- EXERCISE OBJECTIVE -
Copy out all lines in the data below containing the string "Происхождение".

- Data items -
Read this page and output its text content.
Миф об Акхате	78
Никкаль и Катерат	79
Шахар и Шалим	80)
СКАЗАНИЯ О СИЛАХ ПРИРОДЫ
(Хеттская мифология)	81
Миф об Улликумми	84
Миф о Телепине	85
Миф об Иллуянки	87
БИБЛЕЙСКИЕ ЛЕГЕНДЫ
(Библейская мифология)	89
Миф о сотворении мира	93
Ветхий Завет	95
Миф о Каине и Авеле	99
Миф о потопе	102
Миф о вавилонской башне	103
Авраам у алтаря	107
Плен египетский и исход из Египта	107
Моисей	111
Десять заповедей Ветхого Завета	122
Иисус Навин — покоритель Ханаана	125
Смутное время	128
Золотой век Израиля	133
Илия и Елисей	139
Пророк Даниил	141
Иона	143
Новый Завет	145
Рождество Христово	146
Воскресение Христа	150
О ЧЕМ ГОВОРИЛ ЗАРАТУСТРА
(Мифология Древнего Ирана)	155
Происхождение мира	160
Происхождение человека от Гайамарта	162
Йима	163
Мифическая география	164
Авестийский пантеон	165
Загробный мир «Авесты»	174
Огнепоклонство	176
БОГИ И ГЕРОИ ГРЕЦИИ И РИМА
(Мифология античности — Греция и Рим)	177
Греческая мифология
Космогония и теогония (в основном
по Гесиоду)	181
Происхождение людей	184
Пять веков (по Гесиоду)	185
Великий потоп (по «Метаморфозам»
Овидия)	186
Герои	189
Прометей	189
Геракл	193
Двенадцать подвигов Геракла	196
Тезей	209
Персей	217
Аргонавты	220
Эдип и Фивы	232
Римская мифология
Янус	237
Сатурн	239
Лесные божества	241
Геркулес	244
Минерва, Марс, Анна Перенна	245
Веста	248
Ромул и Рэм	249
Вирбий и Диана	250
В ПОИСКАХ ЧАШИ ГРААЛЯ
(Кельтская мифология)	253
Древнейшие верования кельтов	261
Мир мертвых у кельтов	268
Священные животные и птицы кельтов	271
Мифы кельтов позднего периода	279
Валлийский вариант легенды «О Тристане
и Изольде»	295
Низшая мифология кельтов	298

- THE RESPONSE -
Происхождение мира	160
Происхождение человека от Гайамарта	162
Происхождение людей	184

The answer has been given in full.